(Dataset items)

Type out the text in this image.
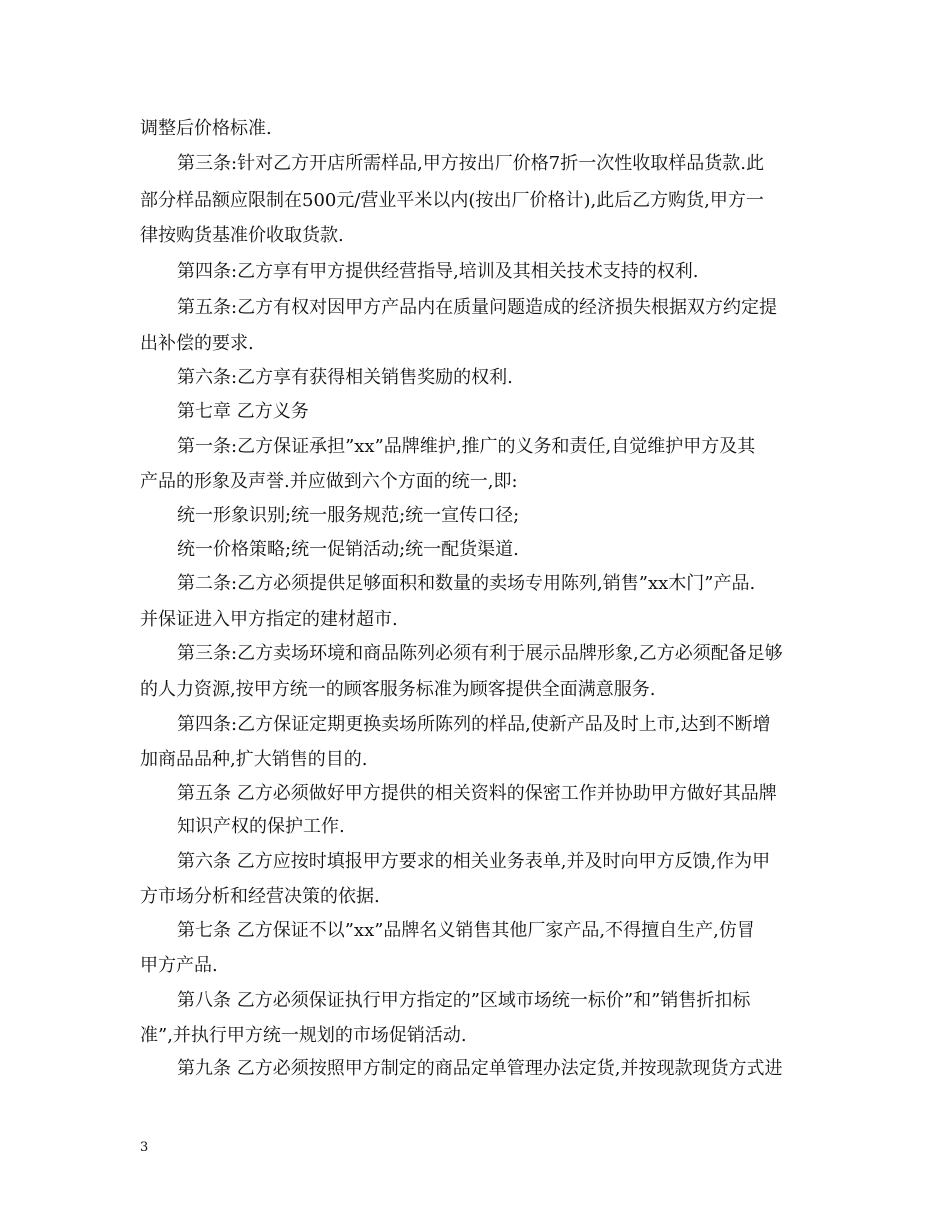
调整后价格标准.
第三条:针对乙方开店所需样品,甲方按出厂价格7折一次性收取样品货款.此
部分样品额应限制在500元/营业平米以内(按出厂价格计),此后乙方购货,甲方一
律按购货基准价收取货款.
第四条:乙方享有甲方提供经营指导,培训及其相关技术支持的权利.
第五条:乙方有权对因甲方产品内在质量问题造成的经济损失根据双方约定提
出补偿的要求.
第六条:乙方享有获得相关销售奖励的权利.
第七章 乙方义务
第一条:乙方保证承担”xx”品牌维护,推广的义务和责任,自觉维护甲方及其
产品的形象及声誉.并应做到六个方面的统一,即:
统一形象识别;统一服务规范;统一宣传口径;
统一价格策略;统一促销活动;统一配货渠道.
第二条:乙方必须提供足够面积和数量的卖场专用陈列,销售”xx木门”产品.
并保证进入甲方指定的建材超市.
第三条:乙方卖场环境和商品陈列必须有利于展示品牌形象,乙方必须配备足够
的人力资源,按甲方统一的顾客服务标准为顾客提供全面满意服务.
第四条:乙方保证定期更换卖场所陈列的样品,使新产品及时上市,达到不断增
加商品品种,扩大销售的目的.
第五条 乙方必须做好甲方提供的相关资料的保密工作并协助甲方做好其品牌
知识产权的保护工作.
第六条 乙方应按时填报甲方要求的相关业务表单,并及时向甲方反馈,作为甲
方市场分析和经营决策的依据.
第七条 乙方保证不以”xx”品牌名义销售其他厂家产品,不得擅自生产,仿冒
甲方产品.
第八条 乙方必须保证执行甲方指定的”区域市场统一标价”和”销售折扣标
准”,并执行甲方统一规划的市场促销活动.
第九条 乙方必须按照甲方制定的商品定单管理办法定货,并按现款现货方式进
3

* [WHAT IS ASKED]: An exact transcription of all the entries is required, without the pictures.

* [TASK RESULT]:
Type out the text in this image.
调整后价格标准.
第三条:针对乙方开店所需样品,甲方按出厂价格7折一次性收取样品货款.此
部分样品额应限制在500元/营业平米以内(按出厂价格计),此后乙方购货,甲方一
律按购货基准价收取货款.
第四条:乙方享有甲方提供经营指导,培训及其相关技术支持的权利.
第五条:乙方有权对因甲方产品内在质量问题造成的经济损失根据双方约定提
出补偿的要求.
第六条:乙方享有获得相关销售奖励的权利.
第七章 乙方义务
第一条:乙方保证承担”xx”品牌维护,推广的义务和责任,自觉维护甲方及其
产品的形象及声誉.并应做到六个方面的统一,即:
统一形象识别;统一服务规范;统一宣传口径;
统一价格策略;统一促销活动;统一配货渠道.
第二条:乙方必须提供足够面积和数量的卖场专用陈列,销售”xx木门”产品.
并保证进入甲方指定的建材超市.
第三条:乙方卖场环境和商品陈列必须有利于展示品牌形象,乙方必须配备足够
的人力资源,按甲方统一的顾客服务标准为顾客提供全面满意服务.
第四条:乙方保证定期更换卖场所陈列的样品,使新产品及时上市,达到不断增
加商品品种,扩大销售的目的.
第五条 乙方必须做好甲方提供的相关资料的保密工作并协助甲方做好其品牌
知识产权的保护工作.
第六条 乙方应按时填报甲方要求的相关业务表单,并及时向甲方反馈,作为甲
方市场分析和经营决策的依据.
第七条 乙方保证不以”xx”品牌名义销售其他厂家产品,不得擅自生产,仿冒
甲方产品.
第八条 乙方必须保证执行甲方指定的”区域市场统一标价”和”销售折扣标
准”,并执行甲方统一规划的市场促销活动.
第九条 乙方必须按照甲方制定的商品定单管理办法定货,并按现款现货方式进
3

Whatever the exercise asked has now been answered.